▸ **Goal**
Scan the records and identify every line in which the string "我国基本药物目录一览表" occurs, then return those lines.

▸ **Supplied entries**
────────────────────

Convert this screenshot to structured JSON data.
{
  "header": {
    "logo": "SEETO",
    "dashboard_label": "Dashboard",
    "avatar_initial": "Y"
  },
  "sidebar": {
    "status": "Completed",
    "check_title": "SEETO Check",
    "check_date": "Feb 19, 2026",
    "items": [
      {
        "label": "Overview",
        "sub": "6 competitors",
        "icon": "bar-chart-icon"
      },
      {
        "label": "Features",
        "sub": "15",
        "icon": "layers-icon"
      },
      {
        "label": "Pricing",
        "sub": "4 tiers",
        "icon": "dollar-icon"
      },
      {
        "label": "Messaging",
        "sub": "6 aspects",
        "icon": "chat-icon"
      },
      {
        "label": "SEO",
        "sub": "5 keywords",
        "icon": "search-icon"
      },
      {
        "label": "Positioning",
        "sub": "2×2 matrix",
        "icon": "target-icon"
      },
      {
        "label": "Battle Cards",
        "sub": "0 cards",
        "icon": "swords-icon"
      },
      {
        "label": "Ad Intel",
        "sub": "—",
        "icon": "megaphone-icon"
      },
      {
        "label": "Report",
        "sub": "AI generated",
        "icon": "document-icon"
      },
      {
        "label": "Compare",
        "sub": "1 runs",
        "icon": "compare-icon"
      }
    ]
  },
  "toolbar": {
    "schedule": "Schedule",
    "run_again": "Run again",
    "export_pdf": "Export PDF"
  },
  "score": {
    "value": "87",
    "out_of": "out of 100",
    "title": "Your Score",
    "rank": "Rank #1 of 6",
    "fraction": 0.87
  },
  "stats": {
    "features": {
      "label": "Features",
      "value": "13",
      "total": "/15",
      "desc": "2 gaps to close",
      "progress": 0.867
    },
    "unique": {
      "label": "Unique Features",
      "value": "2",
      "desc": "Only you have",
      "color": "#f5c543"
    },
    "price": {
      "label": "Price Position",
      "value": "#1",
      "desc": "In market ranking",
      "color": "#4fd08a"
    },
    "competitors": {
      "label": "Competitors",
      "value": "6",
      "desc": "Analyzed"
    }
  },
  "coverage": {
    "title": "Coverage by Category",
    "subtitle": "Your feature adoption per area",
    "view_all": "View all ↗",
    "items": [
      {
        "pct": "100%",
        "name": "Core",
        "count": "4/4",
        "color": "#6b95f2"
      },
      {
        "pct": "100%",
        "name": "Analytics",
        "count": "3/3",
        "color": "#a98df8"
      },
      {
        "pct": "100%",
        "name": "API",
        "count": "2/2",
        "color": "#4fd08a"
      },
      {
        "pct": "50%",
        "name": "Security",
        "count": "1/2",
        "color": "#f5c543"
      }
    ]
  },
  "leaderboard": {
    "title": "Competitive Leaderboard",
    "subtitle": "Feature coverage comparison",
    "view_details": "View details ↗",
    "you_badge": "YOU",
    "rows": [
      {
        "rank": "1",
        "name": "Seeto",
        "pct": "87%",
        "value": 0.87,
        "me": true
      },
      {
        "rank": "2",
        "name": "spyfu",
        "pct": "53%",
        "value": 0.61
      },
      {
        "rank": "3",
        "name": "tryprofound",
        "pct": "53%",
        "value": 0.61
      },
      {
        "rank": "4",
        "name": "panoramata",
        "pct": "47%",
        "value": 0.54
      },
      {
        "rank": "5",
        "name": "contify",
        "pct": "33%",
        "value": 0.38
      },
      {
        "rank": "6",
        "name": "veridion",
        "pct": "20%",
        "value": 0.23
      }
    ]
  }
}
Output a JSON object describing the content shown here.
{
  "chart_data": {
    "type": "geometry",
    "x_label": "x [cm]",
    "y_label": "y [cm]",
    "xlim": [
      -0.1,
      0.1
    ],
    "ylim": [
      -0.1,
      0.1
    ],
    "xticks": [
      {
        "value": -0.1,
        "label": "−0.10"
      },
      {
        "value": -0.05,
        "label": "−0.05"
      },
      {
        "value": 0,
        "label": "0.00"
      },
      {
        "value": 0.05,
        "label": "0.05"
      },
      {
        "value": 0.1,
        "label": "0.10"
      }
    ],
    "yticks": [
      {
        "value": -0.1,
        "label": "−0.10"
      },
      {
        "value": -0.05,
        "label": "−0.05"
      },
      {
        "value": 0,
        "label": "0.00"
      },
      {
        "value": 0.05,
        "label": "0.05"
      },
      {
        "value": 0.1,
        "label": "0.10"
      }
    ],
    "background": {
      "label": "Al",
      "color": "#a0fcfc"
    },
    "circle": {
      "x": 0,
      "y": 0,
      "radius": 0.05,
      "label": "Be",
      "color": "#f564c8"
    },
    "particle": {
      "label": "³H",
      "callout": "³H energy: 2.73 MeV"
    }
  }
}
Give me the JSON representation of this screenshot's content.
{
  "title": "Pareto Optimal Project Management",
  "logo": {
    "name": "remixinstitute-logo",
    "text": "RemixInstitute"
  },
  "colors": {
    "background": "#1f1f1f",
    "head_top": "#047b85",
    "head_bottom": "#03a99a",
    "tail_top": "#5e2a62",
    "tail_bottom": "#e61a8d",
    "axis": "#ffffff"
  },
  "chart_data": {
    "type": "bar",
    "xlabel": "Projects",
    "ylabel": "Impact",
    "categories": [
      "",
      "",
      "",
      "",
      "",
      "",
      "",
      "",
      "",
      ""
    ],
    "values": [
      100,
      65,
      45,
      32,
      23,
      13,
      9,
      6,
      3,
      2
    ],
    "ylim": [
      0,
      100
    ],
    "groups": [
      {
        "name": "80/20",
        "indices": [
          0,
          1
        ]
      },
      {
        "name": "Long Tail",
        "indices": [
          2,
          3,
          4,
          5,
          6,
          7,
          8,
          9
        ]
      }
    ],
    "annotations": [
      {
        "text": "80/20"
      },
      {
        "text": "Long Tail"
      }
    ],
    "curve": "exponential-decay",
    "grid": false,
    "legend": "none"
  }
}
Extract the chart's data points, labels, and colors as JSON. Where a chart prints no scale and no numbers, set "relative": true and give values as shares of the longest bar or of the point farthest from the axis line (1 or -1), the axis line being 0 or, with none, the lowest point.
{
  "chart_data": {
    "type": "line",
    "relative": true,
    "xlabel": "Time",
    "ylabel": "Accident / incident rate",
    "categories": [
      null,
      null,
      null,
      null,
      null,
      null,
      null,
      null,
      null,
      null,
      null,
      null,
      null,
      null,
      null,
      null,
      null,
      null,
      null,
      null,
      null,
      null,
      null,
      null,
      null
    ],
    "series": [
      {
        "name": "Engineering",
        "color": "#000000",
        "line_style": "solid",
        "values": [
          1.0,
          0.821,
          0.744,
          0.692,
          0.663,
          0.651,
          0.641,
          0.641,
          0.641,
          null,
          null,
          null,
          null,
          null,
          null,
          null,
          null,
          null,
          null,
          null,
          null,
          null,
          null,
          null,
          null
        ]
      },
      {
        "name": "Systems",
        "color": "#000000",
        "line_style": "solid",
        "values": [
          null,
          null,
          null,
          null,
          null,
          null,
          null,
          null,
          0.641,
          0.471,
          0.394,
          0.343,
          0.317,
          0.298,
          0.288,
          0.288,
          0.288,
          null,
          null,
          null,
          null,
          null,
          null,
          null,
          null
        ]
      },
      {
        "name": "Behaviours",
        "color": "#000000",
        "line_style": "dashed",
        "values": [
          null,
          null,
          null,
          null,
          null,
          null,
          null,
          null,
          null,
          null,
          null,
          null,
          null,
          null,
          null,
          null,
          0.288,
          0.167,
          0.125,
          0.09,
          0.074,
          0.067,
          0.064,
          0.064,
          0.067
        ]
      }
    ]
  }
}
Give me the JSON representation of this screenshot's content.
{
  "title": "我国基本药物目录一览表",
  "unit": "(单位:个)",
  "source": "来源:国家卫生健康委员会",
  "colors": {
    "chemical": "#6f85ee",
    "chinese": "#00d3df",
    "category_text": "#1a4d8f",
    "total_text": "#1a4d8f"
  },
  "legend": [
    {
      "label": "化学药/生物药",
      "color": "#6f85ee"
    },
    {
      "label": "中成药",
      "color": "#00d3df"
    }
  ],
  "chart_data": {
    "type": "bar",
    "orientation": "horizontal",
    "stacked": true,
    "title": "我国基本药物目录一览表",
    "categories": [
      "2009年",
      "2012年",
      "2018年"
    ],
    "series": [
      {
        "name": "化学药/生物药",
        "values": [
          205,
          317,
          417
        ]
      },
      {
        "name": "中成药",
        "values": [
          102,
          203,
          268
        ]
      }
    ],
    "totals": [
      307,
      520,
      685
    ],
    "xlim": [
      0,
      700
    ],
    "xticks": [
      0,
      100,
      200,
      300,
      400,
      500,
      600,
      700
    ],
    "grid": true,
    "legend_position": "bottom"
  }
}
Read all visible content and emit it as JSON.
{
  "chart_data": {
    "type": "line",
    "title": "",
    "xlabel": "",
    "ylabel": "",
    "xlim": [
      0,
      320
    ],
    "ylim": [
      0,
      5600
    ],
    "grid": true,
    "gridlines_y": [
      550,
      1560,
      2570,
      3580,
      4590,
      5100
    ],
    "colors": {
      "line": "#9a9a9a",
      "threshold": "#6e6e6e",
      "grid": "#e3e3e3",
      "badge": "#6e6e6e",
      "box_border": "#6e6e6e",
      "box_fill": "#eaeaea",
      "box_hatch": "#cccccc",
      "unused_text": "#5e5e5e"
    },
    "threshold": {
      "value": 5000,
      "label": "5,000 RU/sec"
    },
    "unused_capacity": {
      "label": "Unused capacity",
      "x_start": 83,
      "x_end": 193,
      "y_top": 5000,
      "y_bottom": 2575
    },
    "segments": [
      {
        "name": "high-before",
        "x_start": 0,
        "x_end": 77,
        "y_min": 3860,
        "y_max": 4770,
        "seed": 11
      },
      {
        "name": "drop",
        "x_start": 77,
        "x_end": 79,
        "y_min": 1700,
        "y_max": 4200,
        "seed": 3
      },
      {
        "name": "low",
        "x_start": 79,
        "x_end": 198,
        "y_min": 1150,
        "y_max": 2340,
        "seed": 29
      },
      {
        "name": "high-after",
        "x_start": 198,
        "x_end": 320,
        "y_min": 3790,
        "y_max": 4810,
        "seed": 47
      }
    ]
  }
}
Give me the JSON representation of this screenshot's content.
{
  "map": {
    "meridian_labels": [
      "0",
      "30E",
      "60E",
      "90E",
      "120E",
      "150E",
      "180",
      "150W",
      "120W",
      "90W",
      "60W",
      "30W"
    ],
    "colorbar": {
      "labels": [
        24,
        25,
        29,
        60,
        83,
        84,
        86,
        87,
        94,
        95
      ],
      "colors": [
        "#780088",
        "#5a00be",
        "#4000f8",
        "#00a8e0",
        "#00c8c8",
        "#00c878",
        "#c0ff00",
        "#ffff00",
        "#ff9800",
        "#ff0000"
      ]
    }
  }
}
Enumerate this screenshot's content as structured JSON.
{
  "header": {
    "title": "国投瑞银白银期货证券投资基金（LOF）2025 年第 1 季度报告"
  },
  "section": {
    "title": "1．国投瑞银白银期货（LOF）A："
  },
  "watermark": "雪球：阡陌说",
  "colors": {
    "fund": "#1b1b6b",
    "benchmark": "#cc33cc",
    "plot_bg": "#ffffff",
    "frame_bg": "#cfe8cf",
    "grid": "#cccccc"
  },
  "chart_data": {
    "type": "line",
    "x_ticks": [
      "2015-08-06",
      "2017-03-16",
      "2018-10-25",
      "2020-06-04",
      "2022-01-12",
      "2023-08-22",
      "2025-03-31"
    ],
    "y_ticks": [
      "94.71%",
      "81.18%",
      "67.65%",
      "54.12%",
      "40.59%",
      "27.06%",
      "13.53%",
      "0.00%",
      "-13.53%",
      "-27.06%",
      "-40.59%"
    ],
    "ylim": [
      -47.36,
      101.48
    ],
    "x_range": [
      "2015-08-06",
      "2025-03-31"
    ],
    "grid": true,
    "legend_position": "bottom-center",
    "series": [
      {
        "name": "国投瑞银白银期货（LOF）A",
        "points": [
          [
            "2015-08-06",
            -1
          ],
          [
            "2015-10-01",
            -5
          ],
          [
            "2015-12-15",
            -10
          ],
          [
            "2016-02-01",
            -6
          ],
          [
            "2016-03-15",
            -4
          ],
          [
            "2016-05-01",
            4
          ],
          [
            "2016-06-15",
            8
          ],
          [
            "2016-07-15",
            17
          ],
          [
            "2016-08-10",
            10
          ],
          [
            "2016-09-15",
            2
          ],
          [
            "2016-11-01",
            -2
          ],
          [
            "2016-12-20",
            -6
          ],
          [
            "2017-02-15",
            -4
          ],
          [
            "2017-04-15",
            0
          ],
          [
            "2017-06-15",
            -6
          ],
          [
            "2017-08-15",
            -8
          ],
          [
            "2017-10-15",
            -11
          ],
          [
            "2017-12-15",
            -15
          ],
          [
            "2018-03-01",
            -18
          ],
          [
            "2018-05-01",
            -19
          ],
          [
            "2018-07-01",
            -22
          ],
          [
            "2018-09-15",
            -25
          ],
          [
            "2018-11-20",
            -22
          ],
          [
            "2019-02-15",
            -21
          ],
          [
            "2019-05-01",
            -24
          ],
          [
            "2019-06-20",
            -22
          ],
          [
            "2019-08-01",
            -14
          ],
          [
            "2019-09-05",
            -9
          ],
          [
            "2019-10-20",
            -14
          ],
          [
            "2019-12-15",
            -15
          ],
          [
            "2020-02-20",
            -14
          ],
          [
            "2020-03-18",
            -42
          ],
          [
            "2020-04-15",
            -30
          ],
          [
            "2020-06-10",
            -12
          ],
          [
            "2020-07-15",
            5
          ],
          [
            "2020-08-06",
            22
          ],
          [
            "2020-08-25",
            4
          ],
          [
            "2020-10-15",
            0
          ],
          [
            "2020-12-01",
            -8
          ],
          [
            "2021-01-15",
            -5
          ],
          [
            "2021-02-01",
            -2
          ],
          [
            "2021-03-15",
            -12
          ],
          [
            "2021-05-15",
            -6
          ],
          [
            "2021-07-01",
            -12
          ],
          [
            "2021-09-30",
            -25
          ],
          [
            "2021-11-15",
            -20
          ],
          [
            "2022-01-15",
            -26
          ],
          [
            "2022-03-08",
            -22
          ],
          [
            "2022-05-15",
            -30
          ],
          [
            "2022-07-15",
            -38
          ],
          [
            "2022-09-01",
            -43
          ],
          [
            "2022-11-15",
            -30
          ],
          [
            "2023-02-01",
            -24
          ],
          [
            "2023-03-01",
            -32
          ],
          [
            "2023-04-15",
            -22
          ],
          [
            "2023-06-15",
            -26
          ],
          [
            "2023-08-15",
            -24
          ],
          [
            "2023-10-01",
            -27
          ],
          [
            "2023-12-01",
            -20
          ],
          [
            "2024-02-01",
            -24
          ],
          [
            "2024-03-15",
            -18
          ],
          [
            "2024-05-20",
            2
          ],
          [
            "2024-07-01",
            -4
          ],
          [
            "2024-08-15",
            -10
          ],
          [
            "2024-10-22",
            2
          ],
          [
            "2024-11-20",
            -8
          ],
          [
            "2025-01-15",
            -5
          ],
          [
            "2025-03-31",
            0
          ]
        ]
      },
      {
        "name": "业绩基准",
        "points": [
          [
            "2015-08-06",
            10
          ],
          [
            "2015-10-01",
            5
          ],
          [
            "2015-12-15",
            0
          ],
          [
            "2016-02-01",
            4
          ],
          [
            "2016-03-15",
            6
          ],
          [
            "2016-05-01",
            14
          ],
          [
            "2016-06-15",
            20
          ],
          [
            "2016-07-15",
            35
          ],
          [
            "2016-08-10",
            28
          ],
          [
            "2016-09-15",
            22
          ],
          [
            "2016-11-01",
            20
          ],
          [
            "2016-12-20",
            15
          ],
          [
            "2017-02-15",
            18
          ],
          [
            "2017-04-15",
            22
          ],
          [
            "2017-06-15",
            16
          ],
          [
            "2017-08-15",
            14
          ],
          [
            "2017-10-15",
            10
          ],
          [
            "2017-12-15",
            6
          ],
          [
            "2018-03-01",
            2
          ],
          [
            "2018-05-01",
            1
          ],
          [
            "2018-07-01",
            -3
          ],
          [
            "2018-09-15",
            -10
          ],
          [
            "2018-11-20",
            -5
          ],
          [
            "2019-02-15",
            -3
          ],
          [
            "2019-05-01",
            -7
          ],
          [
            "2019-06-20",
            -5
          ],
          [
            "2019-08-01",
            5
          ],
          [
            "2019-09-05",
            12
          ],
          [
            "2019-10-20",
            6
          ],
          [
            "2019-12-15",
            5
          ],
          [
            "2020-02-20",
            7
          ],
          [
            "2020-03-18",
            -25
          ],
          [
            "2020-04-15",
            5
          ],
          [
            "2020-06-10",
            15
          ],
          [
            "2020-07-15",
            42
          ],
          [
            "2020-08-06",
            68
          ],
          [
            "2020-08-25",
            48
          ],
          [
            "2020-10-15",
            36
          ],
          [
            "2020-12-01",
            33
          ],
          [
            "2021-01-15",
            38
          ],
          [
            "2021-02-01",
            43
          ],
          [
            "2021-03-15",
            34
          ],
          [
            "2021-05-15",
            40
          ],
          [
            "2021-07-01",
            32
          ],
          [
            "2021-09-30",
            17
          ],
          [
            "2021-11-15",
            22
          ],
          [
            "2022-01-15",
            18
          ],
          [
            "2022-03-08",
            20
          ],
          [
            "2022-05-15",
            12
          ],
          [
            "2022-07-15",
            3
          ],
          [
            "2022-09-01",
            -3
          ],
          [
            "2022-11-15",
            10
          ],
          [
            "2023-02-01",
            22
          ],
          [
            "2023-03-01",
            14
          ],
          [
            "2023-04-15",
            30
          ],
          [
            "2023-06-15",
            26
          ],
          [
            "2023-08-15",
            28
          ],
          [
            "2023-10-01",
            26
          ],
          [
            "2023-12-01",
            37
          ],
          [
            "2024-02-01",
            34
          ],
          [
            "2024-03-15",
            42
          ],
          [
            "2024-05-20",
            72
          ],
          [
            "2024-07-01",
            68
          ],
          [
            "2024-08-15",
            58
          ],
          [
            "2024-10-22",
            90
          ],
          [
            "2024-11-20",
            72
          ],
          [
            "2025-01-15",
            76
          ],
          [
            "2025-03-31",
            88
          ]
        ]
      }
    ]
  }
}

────────────────────

▸ **Exercise result**
  "title": "我国基本药物目录一览表",
    "title": "我国基本药物目录一览表",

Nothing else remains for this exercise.